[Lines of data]
- - - - - - -

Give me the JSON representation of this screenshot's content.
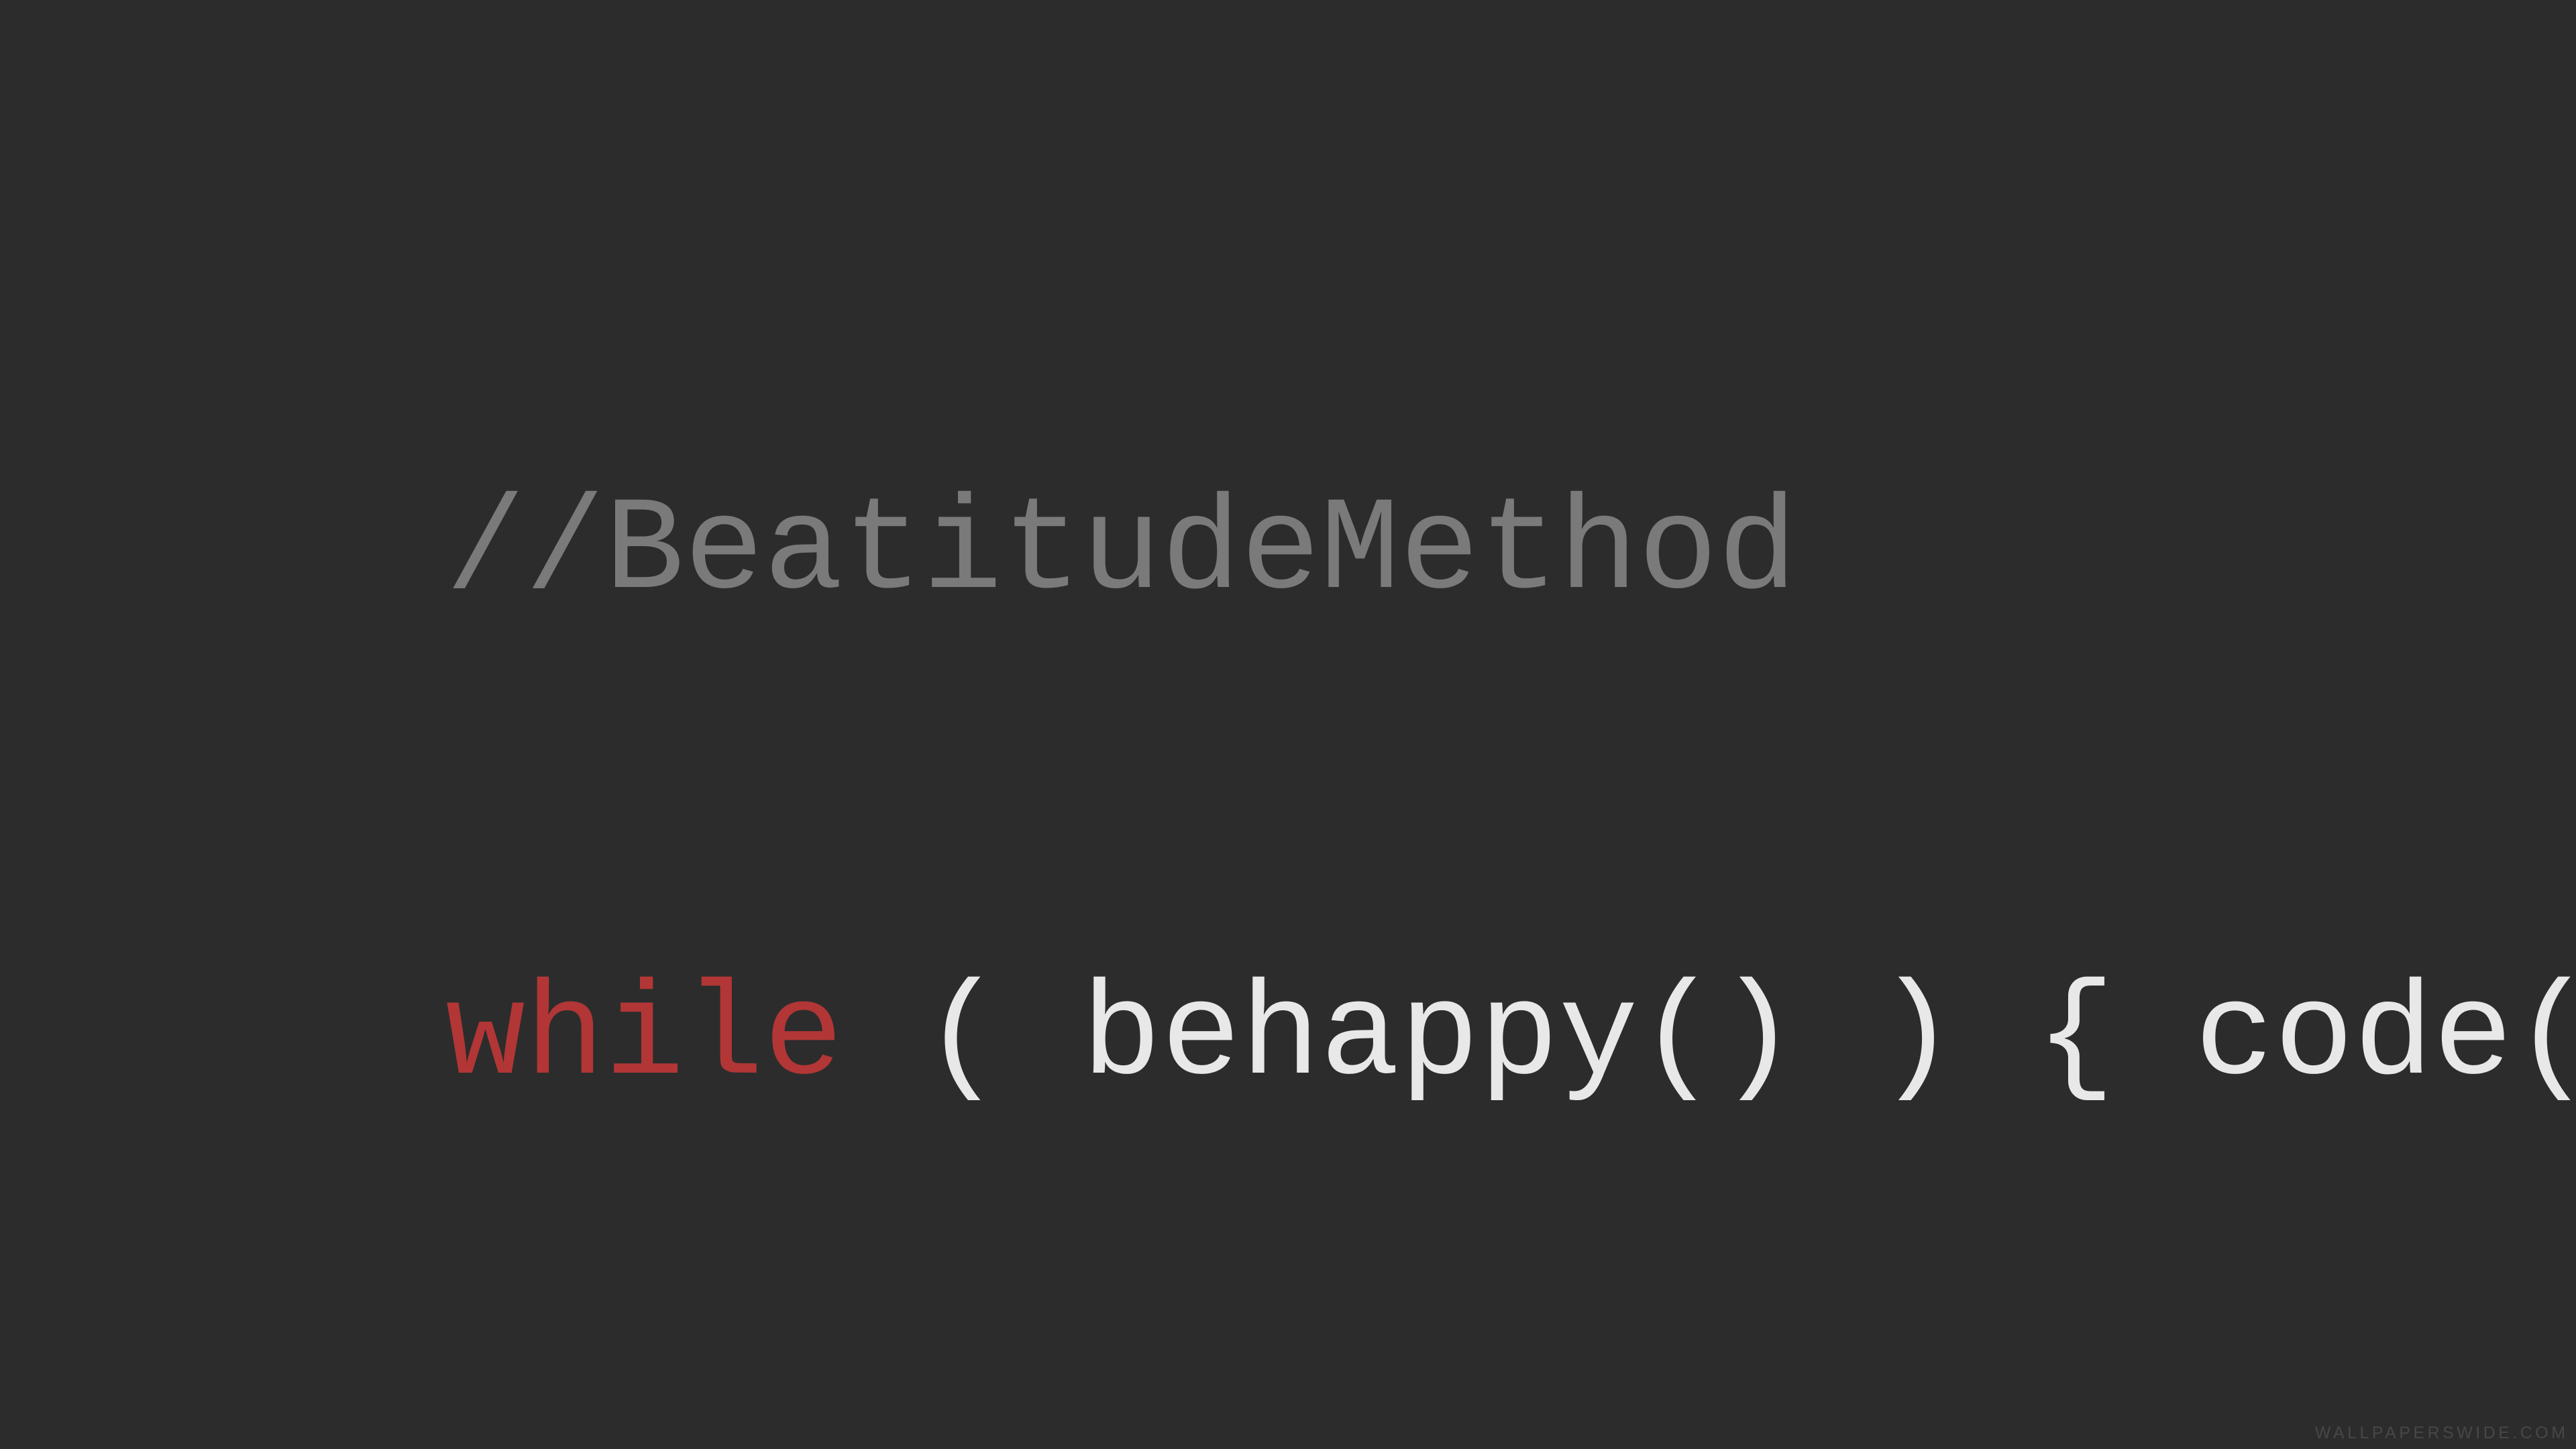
{
  "code": {
    "comment": "//BeatitudeMethod",
    "keyword": "while",
    "body_rest": " ( behappy() ) { code(); }"
  },
  "watermark": "WALLPAPERSWIDE.COM",
  "colors": {
    "background": "#2c2c2c",
    "comment": "#7a7a7a",
    "keyword": "#b23636",
    "text": "#e8e8e8"
  }
}
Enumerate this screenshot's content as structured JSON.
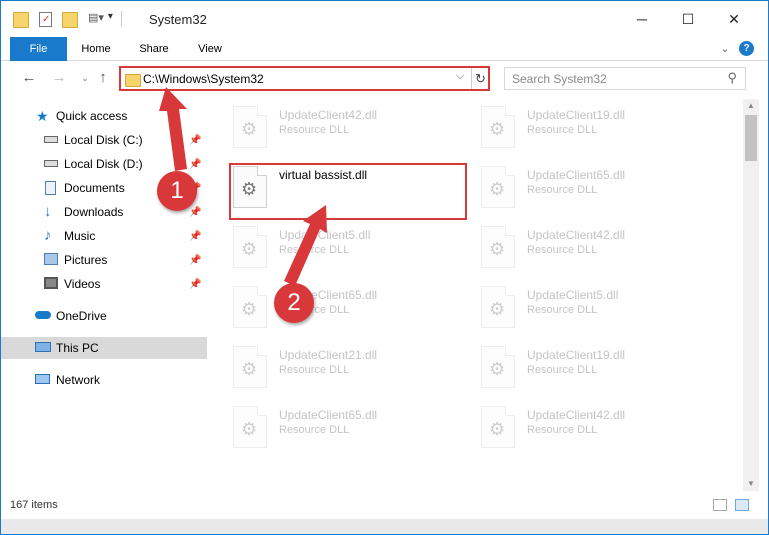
{
  "window": {
    "title": "System32",
    "minimize": "─",
    "maximize": "☐",
    "close": "✕"
  },
  "ribbon": {
    "tabs": [
      "File",
      "Home",
      "Share",
      "View"
    ],
    "help": "?",
    "collapse": "⌄"
  },
  "address": {
    "path": "C:\\Windows\\System32",
    "search_placeholder": "Search System32"
  },
  "nav": {
    "items": [
      {
        "label": "Quick access",
        "icon": "star-icon",
        "color": "#1979ca"
      },
      {
        "label": "Local Disk (C:)",
        "icon": "drive-icon",
        "color": "#6b6b6b"
      },
      {
        "label": "Local Disk (D:)",
        "icon": "drive-icon",
        "color": "#6b6b6b"
      },
      {
        "label": "Documents",
        "icon": "documents-icon",
        "color": "#4a7eb8"
      },
      {
        "label": "Downloads",
        "icon": "downloads-icon",
        "color": "#2f74c0"
      },
      {
        "label": "Music",
        "icon": "music-icon",
        "color": "#2f74c0"
      },
      {
        "label": "Pictures",
        "icon": "pictures-icon",
        "color": "#4a7eb8"
      },
      {
        "label": "Videos",
        "icon": "videos-icon",
        "color": "#555"
      },
      {
        "label": "OneDrive",
        "icon": "onedrive-icon",
        "color": "#1979ca"
      },
      {
        "label": "This PC",
        "icon": "this-pc-icon",
        "color": "#4a8fd4"
      },
      {
        "label": "Network",
        "icon": "network-icon",
        "color": "#3a86c8"
      }
    ]
  },
  "files": {
    "left_column": [
      {
        "name": "UpdateClient42.dll",
        "type": "Resource DLL"
      },
      {
        "name": "virtual bassist.dll",
        "type": ""
      },
      {
        "name": "UpdateClient5.dll",
        "type": "Resource DLL"
      },
      {
        "name": "UpdateClient65.dll",
        "type": "Resource DLL"
      },
      {
        "name": "UpdateClient21.dll",
        "type": "Resource DLL"
      },
      {
        "name": "UpdateClient65.dll",
        "type": "Resource DLL"
      }
    ],
    "right_column": [
      {
        "name": "UpdateClient19.dll",
        "type": "Resource DLL"
      },
      {
        "name": "UpdateClient65.dll",
        "type": "Resource DLL"
      },
      {
        "name": "UpdateClient42.dll",
        "type": "Resource DLL"
      },
      {
        "name": "UpdateClient5.dll",
        "type": "Resource DLL"
      },
      {
        "name": "UpdateClient19.dll",
        "type": "Resource DLL"
      },
      {
        "name": "UpdateClient42.dll",
        "type": "Resource DLL"
      }
    ]
  },
  "status": {
    "item_count": "167 items"
  },
  "callouts": {
    "one": "1",
    "two": "2",
    "color": "#d9383a"
  }
}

- - - - - - -

■ **Task prompt**
Retype the data above exactly; pictures are not part of the copy.

■ **Output for this task**
Give me the JSON representation of this screenshot's content.
{
  "code": {
    "comment": "//BeatitudeMethod",
    "keyword": "while",
    "body_rest": " ( behappy() ) { code(); }"
  },
  "watermark": "WALLPAPERSWIDE.COM",
  "colors": {
    "background": "#2c2c2c",
    "comment": "#7a7a7a",
    "keyword": "#b23636",
    "text": "#e8e8e8"
  }
}
Enumerate this screenshot's content as structured JSON.
{
  "window": {
    "title": "System32",
    "minimize": "─",
    "maximize": "☐",
    "close": "✕"
  },
  "ribbon": {
    "tabs": [
      "File",
      "Home",
      "Share",
      "View"
    ],
    "help": "?",
    "collapse": "⌄"
  },
  "address": {
    "path": "C:\\Windows\\System32",
    "search_placeholder": "Search System32"
  },
  "nav": {
    "items": [
      {
        "label": "Quick access",
        "icon": "star-icon",
        "color": "#1979ca"
      },
      {
        "label": "Local Disk (C:)",
        "icon": "drive-icon",
        "color": "#6b6b6b"
      },
      {
        "label": "Local Disk (D:)",
        "icon": "drive-icon",
        "color": "#6b6b6b"
      },
      {
        "label": "Documents",
        "icon": "documents-icon",
        "color": "#4a7eb8"
      },
      {
        "label": "Downloads",
        "icon": "downloads-icon",
        "color": "#2f74c0"
      },
      {
        "label": "Music",
        "icon": "music-icon",
        "color": "#2f74c0"
      },
      {
        "label": "Pictures",
        "icon": "pictures-icon",
        "color": "#4a7eb8"
      },
      {
        "label": "Videos",
        "icon": "videos-icon",
        "color": "#555"
      },
      {
        "label": "OneDrive",
        "icon": "onedrive-icon",
        "color": "#1979ca"
      },
      {
        "label": "This PC",
        "icon": "this-pc-icon",
        "color": "#4a8fd4"
      },
      {
        "label": "Network",
        "icon": "network-icon",
        "color": "#3a86c8"
      }
    ]
  },
  "files": {
    "left_column": [
      {
        "name": "UpdateClient42.dll",
        "type": "Resource DLL"
      },
      {
        "name": "virtual bassist.dll",
        "type": ""
      },
      {
        "name": "UpdateClient5.dll",
        "type": "Resource DLL"
      },
      {
        "name": "UpdateClient65.dll",
        "type": "Resource DLL"
      },
      {
        "name": "UpdateClient21.dll",
        "type": "Resource DLL"
      },
      {
        "name": "UpdateClient65.dll",
        "type": "Resource DLL"
      }
    ],
    "right_column": [
      {
        "name": "UpdateClient19.dll",
        "type": "Resource DLL"
      },
      {
        "name": "UpdateClient65.dll",
        "type": "Resource DLL"
      },
      {
        "name": "UpdateClient42.dll",
        "type": "Resource DLL"
      },
      {
        "name": "UpdateClient5.dll",
        "type": "Resource DLL"
      },
      {
        "name": "UpdateClient19.dll",
        "type": "Resource DLL"
      },
      {
        "name": "UpdateClient42.dll",
        "type": "Resource DLL"
      }
    ]
  },
  "status": {
    "item_count": "167 items"
  },
  "callouts": {
    "one": "1",
    "two": "2",
    "color": "#d9383a"
  }
}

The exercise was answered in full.